── RECORD SET ──

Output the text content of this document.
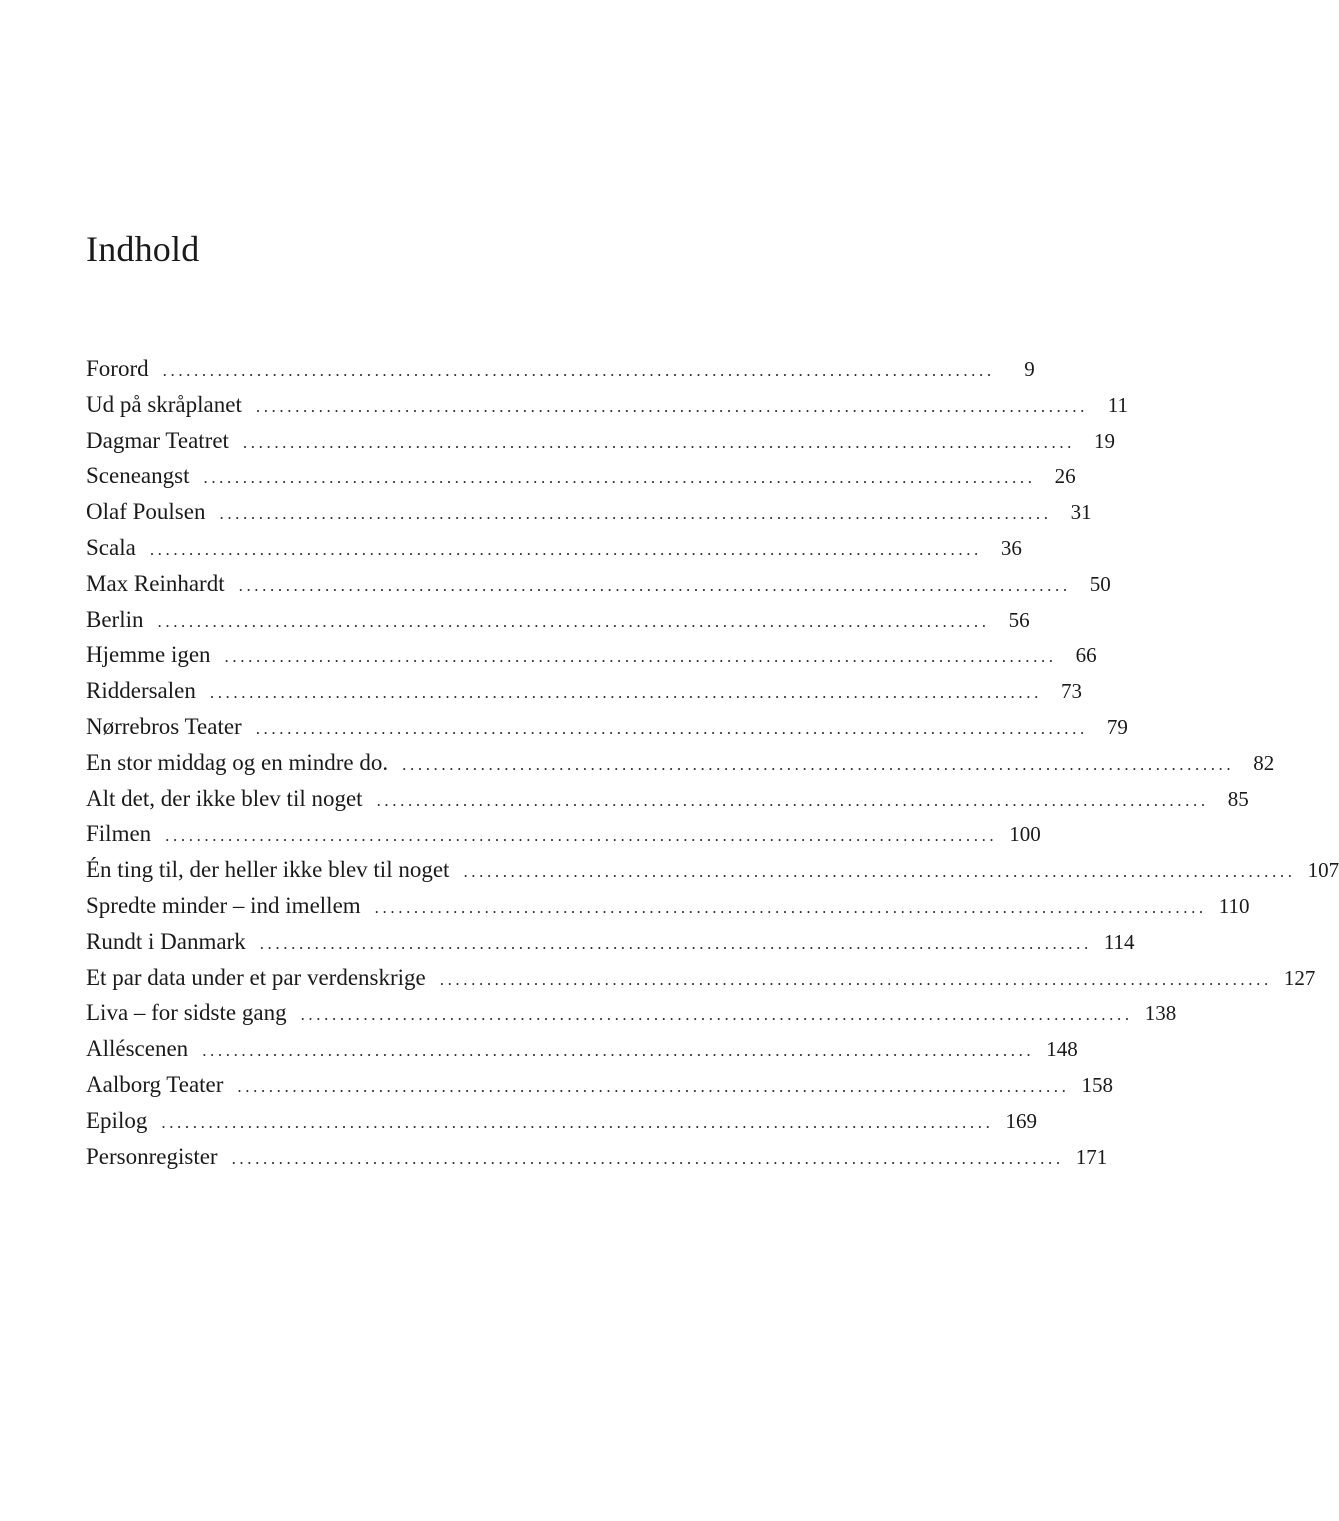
Indhold
Forord ..........................................................................................................	9
Ud på skråplanet .......................................................................................................... 11
Dagmar Teatret .......................................................................................................... 19
Sceneangst .......................................................................................................... 26
Olaf Poulsen .......................................................................................................... 31
Scala .......................................................................................................... 36
Max Reinhardt .......................................................................................................... 50
Berlin .......................................................................................................... 56
Hjemme igen .......................................................................................................... 66
Riddersalen .......................................................................................................... 73
Nørrebros Teater .......................................................................................................... 79
En stor middag og en mindre do. .......................................................................................................... 82
Alt det, der ikke blev til noget .......................................................................................................... 85
Filmen .......................................................................................................... 100
Én ting til, der heller ikke blev til noget .......................................................................................................... 107
Spredte minder – ind imellem .......................................................................................................... 110
Rundt i Danmark .......................................................................................................... 114
Et par data under et par verdenskrige .......................................................................................................... 127
Liva – for sidste gang .......................................................................................................... 138
Alléscenen .......................................................................................................... 148
Aalborg Teater .......................................................................................................... 158
Epilog .......................................................................................................... 169
Personregister .......................................................................................................... 171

───

[SHORT PROBLEM] Write out the whole listing again, exactly, with no pictures.

[WRITTEN RESPONSE]
Output the text content of this document.
Indhold
Forord ..........................................................................................................	9
Ud på skråplanet .......................................................................................................... 11
Dagmar Teatret .......................................................................................................... 19
Sceneangst .......................................................................................................... 26
Olaf Poulsen .......................................................................................................... 31
Scala .......................................................................................................... 36
Max Reinhardt .......................................................................................................... 50
Berlin .......................................................................................................... 56
Hjemme igen .......................................................................................................... 66
Riddersalen .......................................................................................................... 73
Nørrebros Teater .......................................................................................................... 79
En stor middag og en mindre do. .......................................................................................................... 82
Alt det, der ikke blev til noget .......................................................................................................... 85
Filmen .......................................................................................................... 100
Én ting til, der heller ikke blev til noget .......................................................................................................... 107
Spredte minder – ind imellem .......................................................................................................... 110
Rundt i Danmark .......................................................................................................... 114
Et par data under et par verdenskrige .......................................................................................................... 127
Liva – for sidste gang .......................................................................................................... 138
Alléscenen .......................................................................................................... 148
Aalborg Teater .......................................................................................................... 158
Epilog .......................................................................................................... 169
Personregister .......................................................................................................... 171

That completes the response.